Each entry below is to be duplicated verbatim.
╔══
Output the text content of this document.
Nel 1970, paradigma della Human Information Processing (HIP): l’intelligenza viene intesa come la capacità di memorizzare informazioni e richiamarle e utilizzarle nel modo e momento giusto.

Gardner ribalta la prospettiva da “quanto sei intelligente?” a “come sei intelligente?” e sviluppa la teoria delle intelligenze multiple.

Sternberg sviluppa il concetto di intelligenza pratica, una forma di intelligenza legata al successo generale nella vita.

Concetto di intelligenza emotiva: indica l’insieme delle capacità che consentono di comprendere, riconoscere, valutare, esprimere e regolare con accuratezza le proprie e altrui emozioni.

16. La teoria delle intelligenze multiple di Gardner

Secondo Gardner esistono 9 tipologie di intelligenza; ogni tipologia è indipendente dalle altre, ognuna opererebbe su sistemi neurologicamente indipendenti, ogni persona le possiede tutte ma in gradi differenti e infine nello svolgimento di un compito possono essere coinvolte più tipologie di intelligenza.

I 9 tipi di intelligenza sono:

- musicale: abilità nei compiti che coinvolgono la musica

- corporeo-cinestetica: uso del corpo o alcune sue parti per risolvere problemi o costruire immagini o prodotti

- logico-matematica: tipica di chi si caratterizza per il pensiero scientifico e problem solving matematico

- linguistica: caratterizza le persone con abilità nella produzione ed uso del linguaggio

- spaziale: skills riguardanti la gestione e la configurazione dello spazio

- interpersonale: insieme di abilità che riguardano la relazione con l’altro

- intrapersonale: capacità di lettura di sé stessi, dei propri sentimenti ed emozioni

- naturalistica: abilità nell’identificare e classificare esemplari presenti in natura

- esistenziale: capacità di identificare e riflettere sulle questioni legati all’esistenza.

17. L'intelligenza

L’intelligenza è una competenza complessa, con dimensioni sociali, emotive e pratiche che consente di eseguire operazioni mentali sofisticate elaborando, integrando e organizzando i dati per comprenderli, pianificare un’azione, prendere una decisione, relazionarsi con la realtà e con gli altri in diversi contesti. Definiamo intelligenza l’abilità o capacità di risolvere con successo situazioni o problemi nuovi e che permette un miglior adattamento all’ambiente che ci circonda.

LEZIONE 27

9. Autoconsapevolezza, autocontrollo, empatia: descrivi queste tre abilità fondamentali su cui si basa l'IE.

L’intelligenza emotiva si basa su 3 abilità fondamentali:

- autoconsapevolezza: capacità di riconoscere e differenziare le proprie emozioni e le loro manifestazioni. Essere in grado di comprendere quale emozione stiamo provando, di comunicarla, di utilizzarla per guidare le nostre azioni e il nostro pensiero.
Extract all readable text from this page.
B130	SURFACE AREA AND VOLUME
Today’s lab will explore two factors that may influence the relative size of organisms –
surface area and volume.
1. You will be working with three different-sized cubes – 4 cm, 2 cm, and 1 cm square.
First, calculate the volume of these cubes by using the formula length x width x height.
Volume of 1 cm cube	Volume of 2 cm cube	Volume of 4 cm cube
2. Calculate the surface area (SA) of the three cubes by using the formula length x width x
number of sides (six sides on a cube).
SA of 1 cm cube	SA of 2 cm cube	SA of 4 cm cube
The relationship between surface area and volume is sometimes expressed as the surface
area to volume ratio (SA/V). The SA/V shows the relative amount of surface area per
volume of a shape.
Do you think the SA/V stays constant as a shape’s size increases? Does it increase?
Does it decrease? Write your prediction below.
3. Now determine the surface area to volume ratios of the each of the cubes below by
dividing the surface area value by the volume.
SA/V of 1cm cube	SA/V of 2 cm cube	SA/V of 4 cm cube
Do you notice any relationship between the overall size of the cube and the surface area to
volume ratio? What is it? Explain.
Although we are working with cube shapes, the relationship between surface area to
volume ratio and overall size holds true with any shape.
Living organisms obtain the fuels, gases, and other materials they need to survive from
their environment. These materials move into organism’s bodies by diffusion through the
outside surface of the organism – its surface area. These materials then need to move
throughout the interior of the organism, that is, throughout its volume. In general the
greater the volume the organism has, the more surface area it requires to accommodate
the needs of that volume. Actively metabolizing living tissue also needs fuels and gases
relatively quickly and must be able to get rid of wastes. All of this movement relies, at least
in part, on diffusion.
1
╚══
• _Written reply_:
Output the text content of this document.
Nel 1970, paradigma della Human Information Processing (HIP): l’intelligenza viene intesa come la capacità di memorizzare informazioni e richiamarle e utilizzarle nel modo e momento giusto.

Gardner ribalta la prospettiva da “quanto sei intelligente?” a “come sei intelligente?” e sviluppa la teoria delle intelligenze multiple.

Sternberg sviluppa il concetto di intelligenza pratica, una forma di intelligenza legata al successo generale nella vita.

Concetto di intelligenza emotiva: indica l’insieme delle capacità che consentono di comprendere, riconoscere, valutare, esprimere e regolare con accuratezza le proprie e altrui emozioni.

16. La teoria delle intelligenze multiple di Gardner

Secondo Gardner esistono 9 tipologie di intelligenza; ogni tipologia è indipendente dalle altre, ognuna opererebbe su sistemi neurologicamente indipendenti, ogni persona le possiede tutte ma in gradi differenti e infine nello svolgimento di un compito possono essere coinvolte più tipologie di intelligenza.

I 9 tipi di intelligenza sono:

- musicale: abilità nei compiti che coinvolgono la musica

- corporeo-cinestetica: uso del corpo o alcune sue parti per risolvere problemi o costruire immagini o prodotti

- logico-matematica: tipica di chi si caratterizza per il pensiero scientifico e problem solving matematico

- linguistica: caratterizza le persone con abilità nella produzione ed uso del linguaggio

- spaziale: skills riguardanti la gestione e la configurazione dello spazio

- interpersonale: insieme di abilità che riguardano la relazione con l’altro

- intrapersonale: capacità di lettura di sé stessi, dei propri sentimenti ed emozioni

- naturalistica: abilità nell’identificare e classificare esemplari presenti in natura

- esistenziale: capacità di identificare e riflettere sulle questioni legati all’esistenza.

17. L'intelligenza

L’intelligenza è una competenza complessa, con dimensioni sociali, emotive e pratiche che consente di eseguire operazioni mentali sofisticate elaborando, integrando e organizzando i dati per comprenderli, pianificare un’azione, prendere una decisione, relazionarsi con la realtà e con gli altri in diversi contesti. Definiamo intelligenza l’abilità o capacità di risolvere con successo situazioni o problemi nuovi e che permette un miglior adattamento all’ambiente che ci circonda.

LEZIONE 27

9. Autoconsapevolezza, autocontrollo, empatia: descrivi queste tre abilità fondamentali su cui si basa l'IE.

L’intelligenza emotiva si basa su 3 abilità fondamentali:

- autoconsapevolezza: capacità di riconoscere e differenziare le proprie emozioni e le loro manifestazioni. Essere in grado di comprendere quale emozione stiamo provando, di comunicarla, di utilizzarla per guidare le nostre azioni e il nostro pensiero.
Extract all readable text from this page.
B130	SURFACE AREA AND VOLUME
Today’s lab will explore two factors that may influence the relative size of organisms –
surface area and volume.
1. You will be working with three different-sized cubes – 4 cm, 2 cm, and 1 cm square.
First, calculate the volume of these cubes by using the formula length x width x height.
Volume of 1 cm cube	Volume of 2 cm cube	Volume of 4 cm cube
2. Calculate the surface area (SA) of the three cubes by using the formula length x width x
number of sides (six sides on a cube).
SA of 1 cm cube	SA of 2 cm cube	SA of 4 cm cube
The relationship between surface area and volume is sometimes expressed as the surface
area to volume ratio (SA/V). The SA/V shows the relative amount of surface area per
volume of a shape.
Do you think the SA/V stays constant as a shape’s size increases? Does it increase?
Does it decrease? Write your prediction below.
3. Now determine the surface area to volume ratios of the each of the cubes below by
dividing the surface area value by the volume.
SA/V of 1cm cube	SA/V of 2 cm cube	SA/V of 4 cm cube
Do you notice any relationship between the overall size of the cube and the surface area to
volume ratio? What is it? Explain.
Although we are working with cube shapes, the relationship between surface area to
volume ratio and overall size holds true with any shape.
Living organisms obtain the fuels, gases, and other materials they need to survive from
their environment. These materials move into organism’s bodies by diffusion through the
outside surface of the organism – its surface area. These materials then need to move
throughout the interior of the organism, that is, throughout its volume. In general the
greater the volume the organism has, the more surface area it requires to accommodate
the needs of that volume. Actively metabolizing living tissue also needs fuels and gases
relatively quickly and must be able to get rid of wastes. All of this movement relies, at least
in part, on diffusion.
1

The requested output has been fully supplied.